Task prompt
Extract each line bearing the word "мачта".
######
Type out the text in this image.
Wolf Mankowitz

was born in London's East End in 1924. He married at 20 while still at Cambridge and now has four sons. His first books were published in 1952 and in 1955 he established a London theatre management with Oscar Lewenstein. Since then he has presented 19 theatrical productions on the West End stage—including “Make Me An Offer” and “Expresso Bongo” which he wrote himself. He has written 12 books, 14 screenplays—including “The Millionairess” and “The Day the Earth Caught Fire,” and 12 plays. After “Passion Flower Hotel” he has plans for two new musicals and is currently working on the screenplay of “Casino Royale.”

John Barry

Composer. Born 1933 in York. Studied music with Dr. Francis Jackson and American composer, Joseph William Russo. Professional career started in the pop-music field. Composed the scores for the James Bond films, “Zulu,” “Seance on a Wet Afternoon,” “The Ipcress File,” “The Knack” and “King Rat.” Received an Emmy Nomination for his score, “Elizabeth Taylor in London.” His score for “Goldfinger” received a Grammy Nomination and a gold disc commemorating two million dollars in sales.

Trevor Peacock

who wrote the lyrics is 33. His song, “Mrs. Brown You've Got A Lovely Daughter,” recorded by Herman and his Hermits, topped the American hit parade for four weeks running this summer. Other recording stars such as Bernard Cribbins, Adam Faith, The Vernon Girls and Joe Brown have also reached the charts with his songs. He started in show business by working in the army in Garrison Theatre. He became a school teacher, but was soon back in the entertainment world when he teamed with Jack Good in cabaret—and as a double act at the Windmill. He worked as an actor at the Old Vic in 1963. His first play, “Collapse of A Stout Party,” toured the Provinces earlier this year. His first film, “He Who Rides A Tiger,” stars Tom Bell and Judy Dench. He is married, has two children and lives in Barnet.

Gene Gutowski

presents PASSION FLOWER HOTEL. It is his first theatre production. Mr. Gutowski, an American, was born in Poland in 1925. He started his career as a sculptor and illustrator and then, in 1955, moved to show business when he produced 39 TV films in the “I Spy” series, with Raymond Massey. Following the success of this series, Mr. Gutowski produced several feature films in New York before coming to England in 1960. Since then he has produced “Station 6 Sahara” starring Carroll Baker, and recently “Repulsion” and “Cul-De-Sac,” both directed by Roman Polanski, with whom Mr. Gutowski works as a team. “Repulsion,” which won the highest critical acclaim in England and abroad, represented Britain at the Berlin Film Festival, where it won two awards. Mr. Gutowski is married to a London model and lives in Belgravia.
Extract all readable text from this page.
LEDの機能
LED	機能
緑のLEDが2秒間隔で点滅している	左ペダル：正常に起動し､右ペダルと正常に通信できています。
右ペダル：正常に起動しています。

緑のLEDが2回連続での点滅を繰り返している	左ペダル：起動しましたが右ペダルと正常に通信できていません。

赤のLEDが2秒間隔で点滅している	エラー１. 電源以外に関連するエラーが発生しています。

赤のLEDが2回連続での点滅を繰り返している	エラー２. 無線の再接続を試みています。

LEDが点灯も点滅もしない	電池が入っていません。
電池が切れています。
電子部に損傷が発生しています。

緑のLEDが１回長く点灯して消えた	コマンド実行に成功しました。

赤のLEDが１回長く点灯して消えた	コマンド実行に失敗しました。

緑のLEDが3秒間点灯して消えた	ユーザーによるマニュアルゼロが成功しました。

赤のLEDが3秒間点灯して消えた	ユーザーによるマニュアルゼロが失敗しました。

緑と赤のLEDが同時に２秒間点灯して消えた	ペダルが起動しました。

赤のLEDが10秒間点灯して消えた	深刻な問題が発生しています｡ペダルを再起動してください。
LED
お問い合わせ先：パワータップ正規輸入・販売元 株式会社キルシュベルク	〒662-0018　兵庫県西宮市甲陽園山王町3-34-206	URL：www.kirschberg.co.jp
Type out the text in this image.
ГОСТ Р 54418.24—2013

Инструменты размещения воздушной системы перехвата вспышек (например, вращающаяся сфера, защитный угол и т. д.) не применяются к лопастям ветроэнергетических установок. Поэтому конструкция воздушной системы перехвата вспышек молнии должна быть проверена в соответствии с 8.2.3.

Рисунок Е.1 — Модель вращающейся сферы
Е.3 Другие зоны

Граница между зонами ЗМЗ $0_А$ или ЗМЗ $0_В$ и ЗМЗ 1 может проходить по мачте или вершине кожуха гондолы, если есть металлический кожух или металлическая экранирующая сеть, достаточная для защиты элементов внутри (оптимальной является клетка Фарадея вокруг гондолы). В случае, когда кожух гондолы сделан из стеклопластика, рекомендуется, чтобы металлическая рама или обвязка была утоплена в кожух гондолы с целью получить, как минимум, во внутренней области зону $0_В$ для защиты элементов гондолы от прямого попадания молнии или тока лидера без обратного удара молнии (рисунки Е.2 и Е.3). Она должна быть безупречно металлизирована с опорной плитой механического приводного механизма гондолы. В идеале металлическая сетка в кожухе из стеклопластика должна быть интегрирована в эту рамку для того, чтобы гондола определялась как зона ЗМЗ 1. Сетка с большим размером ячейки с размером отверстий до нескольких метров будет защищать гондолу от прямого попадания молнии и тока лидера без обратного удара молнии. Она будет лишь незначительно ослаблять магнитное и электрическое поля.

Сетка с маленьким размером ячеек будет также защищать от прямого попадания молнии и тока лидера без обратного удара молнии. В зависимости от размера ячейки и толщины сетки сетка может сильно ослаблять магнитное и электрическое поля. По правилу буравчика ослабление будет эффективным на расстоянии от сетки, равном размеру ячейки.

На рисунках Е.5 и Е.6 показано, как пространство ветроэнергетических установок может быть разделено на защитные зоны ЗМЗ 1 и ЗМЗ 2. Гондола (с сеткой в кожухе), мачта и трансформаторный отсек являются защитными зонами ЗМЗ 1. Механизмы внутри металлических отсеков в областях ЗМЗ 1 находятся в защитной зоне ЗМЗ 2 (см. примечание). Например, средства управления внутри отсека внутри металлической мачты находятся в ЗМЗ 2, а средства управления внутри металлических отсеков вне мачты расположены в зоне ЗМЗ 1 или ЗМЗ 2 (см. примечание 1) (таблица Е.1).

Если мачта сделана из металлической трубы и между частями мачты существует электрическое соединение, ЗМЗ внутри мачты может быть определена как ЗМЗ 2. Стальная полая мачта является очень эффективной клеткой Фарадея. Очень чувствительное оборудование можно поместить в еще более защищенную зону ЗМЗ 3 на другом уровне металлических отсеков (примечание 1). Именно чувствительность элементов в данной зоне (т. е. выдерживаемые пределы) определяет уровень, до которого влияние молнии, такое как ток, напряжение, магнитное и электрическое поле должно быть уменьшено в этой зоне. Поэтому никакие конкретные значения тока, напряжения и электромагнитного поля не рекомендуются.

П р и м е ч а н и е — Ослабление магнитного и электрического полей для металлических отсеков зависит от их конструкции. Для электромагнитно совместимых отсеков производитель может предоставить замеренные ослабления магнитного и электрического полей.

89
######
Complete response
На рисунках Е.5 и Е.6 показано, как пространство ветроэнергетических установок может быть разделено на защитные зоны ЗМЗ 1 и ЗМЗ 2. Гондола (с сеткой в кожухе), мачта и трансформаторный отсек являются защитными зонами ЗМЗ 1. Механизмы внутри металлических отсеков в областях ЗМЗ 1 находятся в защитной зоне ЗМЗ 2 (см. примечание). Например, средства управления внутри отсека внутри металлической мачты находятся в ЗМЗ 2, а средства управления внутри металлических отсеков вне мачты расположены в зоне ЗМЗ 1 или ЗМЗ 2 (см. примечание 1) (таблица Е.1).
Если мачта сделана из металлической трубы и между частями мачты существует электрическое соединение, ЗМЗ внутри мачты может быть определена как ЗМЗ 2. Стальная полая мачта является очень эффективной клеткой Фарадея. Очень чувствительное оборудование можно поместить в еще более защищенную зону ЗМЗ 3 на другом уровне металлических отсеков (примечание 1). Именно чувствительность элементов в данной зоне (т. е. выдерживаемые пределы) определяет уровень, до которого влияние молнии, такое как ток, напряжение, магнитное и электрическое поле должно быть уменьшено в этой зоне. Поэтому никакие конкретные значения тока, напряжения и электромагнитного поля не рекомендуются.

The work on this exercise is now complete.